[BEGIN]

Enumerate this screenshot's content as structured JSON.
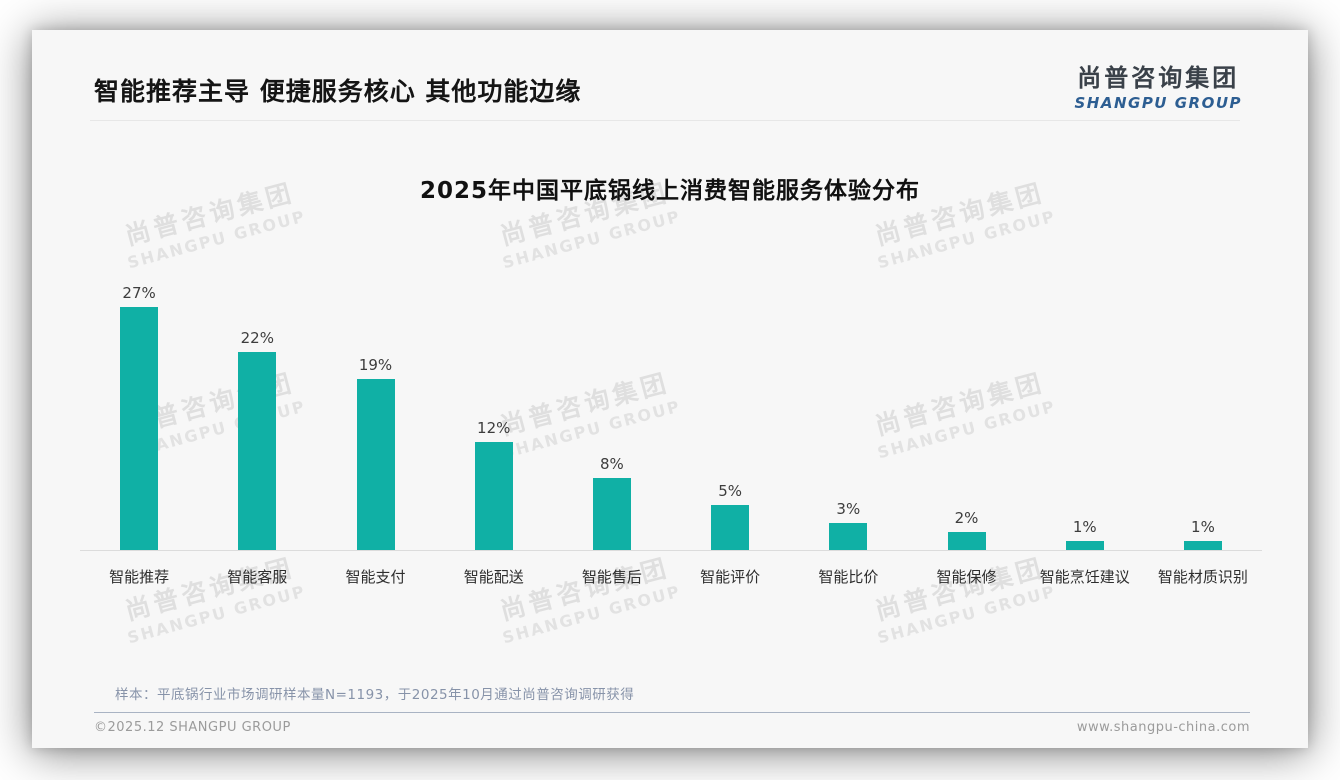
{
  "header": {
    "title": "智能推荐主导 便捷服务核心 其他功能边缘",
    "logo": {
      "cn": "尚普咨询集团",
      "en": "SHANGPU GROUP"
    }
  },
  "chart_data": {
    "type": "bar",
    "title": "2025年中国平底锅线上消费智能服务体验分布",
    "categories": [
      "智能推荐",
      "智能客服",
      "智能支付",
      "智能配送",
      "智能售后",
      "智能评价",
      "智能比价",
      "智能保修",
      "智能烹饪建议",
      "智能材质识别"
    ],
    "values": [
      27,
      22,
      19,
      12,
      8,
      5,
      3,
      2,
      1,
      1
    ],
    "value_labels": [
      "27%",
      "22%",
      "19%",
      "12%",
      "8%",
      "5%",
      "3%",
      "2%",
      "1%",
      "1%"
    ],
    "unit": "%",
    "xlabel": "",
    "ylabel": "",
    "ylim": [
      0,
      30
    ],
    "grid": false,
    "legend": false,
    "bar_color": "#10b0a5"
  },
  "watermark": {
    "cn": "尚普咨询集团",
    "en": "SHANGPU GROUP"
  },
  "footer": {
    "note": "样本：平底锅行业市场调研样本量N=1193，于2025年10月通过尚普咨询调研获得",
    "copyright": "©2025.12 SHANGPU GROUP",
    "website": "www.shangpu-china.com"
  },
  "colors": {
    "bar": "#10b0a5",
    "logo_blue": "#2d5e92",
    "note_blue": "#8793a9"
  }
}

[END]

Reproduce the entries above without change, omitting all pictures.

### [Worked answer]
Enumerate this screenshot's content as structured JSON.
{
  "header": {
    "title": "智能推荐主导 便捷服务核心 其他功能边缘",
    "logo": {
      "cn": "尚普咨询集团",
      "en": "SHANGPU GROUP"
    }
  },
  "chart_data": {
    "type": "bar",
    "title": "2025年中国平底锅线上消费智能服务体验分布",
    "categories": [
      "智能推荐",
      "智能客服",
      "智能支付",
      "智能配送",
      "智能售后",
      "智能评价",
      "智能比价",
      "智能保修",
      "智能烹饪建议",
      "智能材质识别"
    ],
    "values": [
      27,
      22,
      19,
      12,
      8,
      5,
      3,
      2,
      1,
      1
    ],
    "value_labels": [
      "27%",
      "22%",
      "19%",
      "12%",
      "8%",
      "5%",
      "3%",
      "2%",
      "1%",
      "1%"
    ],
    "unit": "%",
    "xlabel": "",
    "ylabel": "",
    "ylim": [
      0,
      30
    ],
    "grid": false,
    "legend": false,
    "bar_color": "#10b0a5"
  },
  "watermark": {
    "cn": "尚普咨询集团",
    "en": "SHANGPU GROUP"
  },
  "footer": {
    "note": "样本：平底锅行业市场调研样本量N=1193，于2025年10月通过尚普咨询调研获得",
    "copyright": "©2025.12 SHANGPU GROUP",
    "website": "www.shangpu-china.com"
  },
  "colors": {
    "bar": "#10b0a5",
    "logo_blue": "#2d5e92",
    "note_blue": "#8793a9"
  }
}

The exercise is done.